(Entries from a dataset)
------------------------------------------------------------------------

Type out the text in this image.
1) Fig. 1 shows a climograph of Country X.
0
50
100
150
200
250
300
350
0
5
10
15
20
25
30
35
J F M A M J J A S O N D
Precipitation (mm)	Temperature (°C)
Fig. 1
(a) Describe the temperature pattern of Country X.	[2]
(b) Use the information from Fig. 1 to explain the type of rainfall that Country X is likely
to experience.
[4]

------------------------------------------------------------------------

Work to do »
Recite the full listing above exactly.

In response »
Type out the text in this image.
1) Fig. 1 shows a climograph of Country X.
0
50
100
150
200
250
300
350
0
5
10
15
20
25
30
35
J F M A M J J A S O N D
Precipitation (mm)	Temperature (°C)
Fig. 1
(a) Describe the temperature pattern of Country X.	[2]
(b) Use the information from Fig. 1 to explain the type of rainfall that Country X is likely
to experience.
[4]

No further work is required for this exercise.